[Exercise task]
Pictures stay out of the copy; set down each line of the listing below exactly.

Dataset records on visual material
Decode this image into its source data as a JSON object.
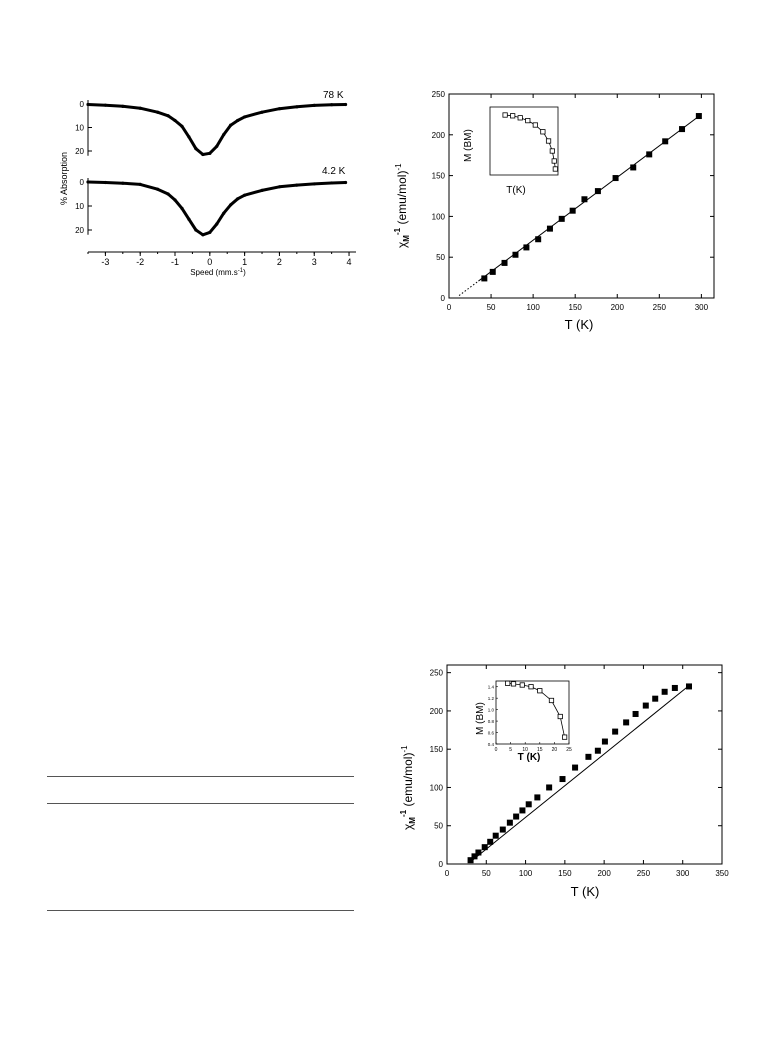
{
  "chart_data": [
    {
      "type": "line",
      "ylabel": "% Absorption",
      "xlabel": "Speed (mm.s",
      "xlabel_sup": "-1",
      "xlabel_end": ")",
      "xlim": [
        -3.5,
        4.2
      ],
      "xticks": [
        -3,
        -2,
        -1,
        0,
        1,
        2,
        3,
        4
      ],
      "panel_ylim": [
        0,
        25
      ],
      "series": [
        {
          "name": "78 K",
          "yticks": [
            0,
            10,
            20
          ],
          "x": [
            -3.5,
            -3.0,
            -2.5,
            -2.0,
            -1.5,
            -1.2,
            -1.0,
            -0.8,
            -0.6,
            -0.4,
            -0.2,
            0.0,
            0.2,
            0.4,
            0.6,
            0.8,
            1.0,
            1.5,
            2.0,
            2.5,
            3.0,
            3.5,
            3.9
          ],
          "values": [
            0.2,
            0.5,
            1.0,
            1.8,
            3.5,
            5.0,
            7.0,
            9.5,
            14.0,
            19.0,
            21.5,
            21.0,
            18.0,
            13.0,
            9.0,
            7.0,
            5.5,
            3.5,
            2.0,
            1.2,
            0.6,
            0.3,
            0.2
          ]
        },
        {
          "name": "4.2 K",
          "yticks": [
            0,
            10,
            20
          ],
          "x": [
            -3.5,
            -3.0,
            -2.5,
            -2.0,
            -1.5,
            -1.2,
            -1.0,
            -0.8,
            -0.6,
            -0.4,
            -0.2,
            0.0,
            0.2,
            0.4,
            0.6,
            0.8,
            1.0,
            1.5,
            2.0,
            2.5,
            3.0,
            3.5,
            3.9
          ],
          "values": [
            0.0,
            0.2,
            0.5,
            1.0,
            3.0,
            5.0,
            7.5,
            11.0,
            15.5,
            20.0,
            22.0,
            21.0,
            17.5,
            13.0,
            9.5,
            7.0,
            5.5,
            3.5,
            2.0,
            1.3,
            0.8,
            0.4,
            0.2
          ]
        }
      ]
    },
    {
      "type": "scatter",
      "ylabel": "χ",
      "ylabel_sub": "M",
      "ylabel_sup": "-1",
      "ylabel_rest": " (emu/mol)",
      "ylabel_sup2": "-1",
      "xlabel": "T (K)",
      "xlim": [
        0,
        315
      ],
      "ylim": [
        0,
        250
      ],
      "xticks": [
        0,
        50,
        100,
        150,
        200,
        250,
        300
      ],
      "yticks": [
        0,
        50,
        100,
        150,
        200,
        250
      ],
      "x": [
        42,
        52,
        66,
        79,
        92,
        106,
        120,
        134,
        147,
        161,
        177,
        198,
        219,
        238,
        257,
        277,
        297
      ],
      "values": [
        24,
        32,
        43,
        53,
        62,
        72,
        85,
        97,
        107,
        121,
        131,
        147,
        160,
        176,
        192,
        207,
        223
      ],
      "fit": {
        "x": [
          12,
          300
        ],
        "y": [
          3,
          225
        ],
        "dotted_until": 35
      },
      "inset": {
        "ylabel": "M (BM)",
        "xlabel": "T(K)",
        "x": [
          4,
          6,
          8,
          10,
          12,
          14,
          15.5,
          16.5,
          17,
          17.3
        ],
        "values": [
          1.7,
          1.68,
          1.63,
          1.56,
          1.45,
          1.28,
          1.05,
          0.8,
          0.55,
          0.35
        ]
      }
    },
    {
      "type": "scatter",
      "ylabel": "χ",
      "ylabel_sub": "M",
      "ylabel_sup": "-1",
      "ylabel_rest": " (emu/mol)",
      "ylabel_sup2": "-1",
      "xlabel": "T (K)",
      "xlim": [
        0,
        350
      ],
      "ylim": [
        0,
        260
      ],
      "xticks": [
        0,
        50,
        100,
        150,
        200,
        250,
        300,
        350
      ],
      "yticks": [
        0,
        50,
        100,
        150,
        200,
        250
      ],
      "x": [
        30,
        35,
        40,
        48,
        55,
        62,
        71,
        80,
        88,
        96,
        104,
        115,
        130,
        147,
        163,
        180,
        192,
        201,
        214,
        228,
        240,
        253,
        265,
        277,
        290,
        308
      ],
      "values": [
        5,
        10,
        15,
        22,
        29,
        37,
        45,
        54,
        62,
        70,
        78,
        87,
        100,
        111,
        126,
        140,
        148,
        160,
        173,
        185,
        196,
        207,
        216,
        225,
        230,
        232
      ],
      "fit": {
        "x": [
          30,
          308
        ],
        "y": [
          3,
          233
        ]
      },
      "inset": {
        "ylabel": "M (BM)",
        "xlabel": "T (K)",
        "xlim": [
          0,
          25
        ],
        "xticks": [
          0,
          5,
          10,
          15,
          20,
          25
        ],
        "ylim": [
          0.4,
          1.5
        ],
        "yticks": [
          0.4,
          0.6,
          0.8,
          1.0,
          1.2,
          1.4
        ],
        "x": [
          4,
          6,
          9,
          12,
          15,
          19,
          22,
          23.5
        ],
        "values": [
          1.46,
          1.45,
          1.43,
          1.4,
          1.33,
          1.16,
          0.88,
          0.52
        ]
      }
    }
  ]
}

[Full answer]
Decode this image into its source data as a JSON object.
{
  "chart_data": [
    {
      "type": "line",
      "ylabel": "% Absorption",
      "xlabel": "Speed (mm.s",
      "xlabel_sup": "-1",
      "xlabel_end": ")",
      "xlim": [
        -3.5,
        4.2
      ],
      "xticks": [
        -3,
        -2,
        -1,
        0,
        1,
        2,
        3,
        4
      ],
      "panel_ylim": [
        0,
        25
      ],
      "series": [
        {
          "name": "78 K",
          "yticks": [
            0,
            10,
            20
          ],
          "x": [
            -3.5,
            -3.0,
            -2.5,
            -2.0,
            -1.5,
            -1.2,
            -1.0,
            -0.8,
            -0.6,
            -0.4,
            -0.2,
            0.0,
            0.2,
            0.4,
            0.6,
            0.8,
            1.0,
            1.5,
            2.0,
            2.5,
            3.0,
            3.5,
            3.9
          ],
          "values": [
            0.2,
            0.5,
            1.0,
            1.8,
            3.5,
            5.0,
            7.0,
            9.5,
            14.0,
            19.0,
            21.5,
            21.0,
            18.0,
            13.0,
            9.0,
            7.0,
            5.5,
            3.5,
            2.0,
            1.2,
            0.6,
            0.3,
            0.2
          ]
        },
        {
          "name": "4.2 K",
          "yticks": [
            0,
            10,
            20
          ],
          "x": [
            -3.5,
            -3.0,
            -2.5,
            -2.0,
            -1.5,
            -1.2,
            -1.0,
            -0.8,
            -0.6,
            -0.4,
            -0.2,
            0.0,
            0.2,
            0.4,
            0.6,
            0.8,
            1.0,
            1.5,
            2.0,
            2.5,
            3.0,
            3.5,
            3.9
          ],
          "values": [
            0.0,
            0.2,
            0.5,
            1.0,
            3.0,
            5.0,
            7.5,
            11.0,
            15.5,
            20.0,
            22.0,
            21.0,
            17.5,
            13.0,
            9.5,
            7.0,
            5.5,
            3.5,
            2.0,
            1.3,
            0.8,
            0.4,
            0.2
          ]
        }
      ]
    },
    {
      "type": "scatter",
      "ylabel": "χ",
      "ylabel_sub": "M",
      "ylabel_sup": "-1",
      "ylabel_rest": " (emu/mol)",
      "ylabel_sup2": "-1",
      "xlabel": "T (K)",
      "xlim": [
        0,
        315
      ],
      "ylim": [
        0,
        250
      ],
      "xticks": [
        0,
        50,
        100,
        150,
        200,
        250,
        300
      ],
      "yticks": [
        0,
        50,
        100,
        150,
        200,
        250
      ],
      "x": [
        42,
        52,
        66,
        79,
        92,
        106,
        120,
        134,
        147,
        161,
        177,
        198,
        219,
        238,
        257,
        277,
        297
      ],
      "values": [
        24,
        32,
        43,
        53,
        62,
        72,
        85,
        97,
        107,
        121,
        131,
        147,
        160,
        176,
        192,
        207,
        223
      ],
      "fit": {
        "x": [
          12,
          300
        ],
        "y": [
          3,
          225
        ],
        "dotted_until": 35
      },
      "inset": {
        "ylabel": "M (BM)",
        "xlabel": "T(K)",
        "x": [
          4,
          6,
          8,
          10,
          12,
          14,
          15.5,
          16.5,
          17,
          17.3
        ],
        "values": [
          1.7,
          1.68,
          1.63,
          1.56,
          1.45,
          1.28,
          1.05,
          0.8,
          0.55,
          0.35
        ]
      }
    },
    {
      "type": "scatter",
      "ylabel": "χ",
      "ylabel_sub": "M",
      "ylabel_sup": "-1",
      "ylabel_rest": " (emu/mol)",
      "ylabel_sup2": "-1",
      "xlabel": "T (K)",
      "xlim": [
        0,
        350
      ],
      "ylim": [
        0,
        260
      ],
      "xticks": [
        0,
        50,
        100,
        150,
        200,
        250,
        300,
        350
      ],
      "yticks": [
        0,
        50,
        100,
        150,
        200,
        250
      ],
      "x": [
        30,
        35,
        40,
        48,
        55,
        62,
        71,
        80,
        88,
        96,
        104,
        115,
        130,
        147,
        163,
        180,
        192,
        201,
        214,
        228,
        240,
        253,
        265,
        277,
        290,
        308
      ],
      "values": [
        5,
        10,
        15,
        22,
        29,
        37,
        45,
        54,
        62,
        70,
        78,
        87,
        100,
        111,
        126,
        140,
        148,
        160,
        173,
        185,
        196,
        207,
        216,
        225,
        230,
        232
      ],
      "fit": {
        "x": [
          30,
          308
        ],
        "y": [
          3,
          233
        ]
      },
      "inset": {
        "ylabel": "M (BM)",
        "xlabel": "T (K)",
        "xlim": [
          0,
          25
        ],
        "xticks": [
          0,
          5,
          10,
          15,
          20,
          25
        ],
        "ylim": [
          0.4,
          1.5
        ],
        "yticks": [
          0.4,
          0.6,
          0.8,
          1.0,
          1.2,
          1.4
        ],
        "x": [
          4,
          6,
          9,
          12,
          15,
          19,
          22,
          23.5
        ],
        "values": [
          1.46,
          1.45,
          1.43,
          1.4,
          1.33,
          1.16,
          0.88,
          0.52
        ]
      }
    }
  ]
}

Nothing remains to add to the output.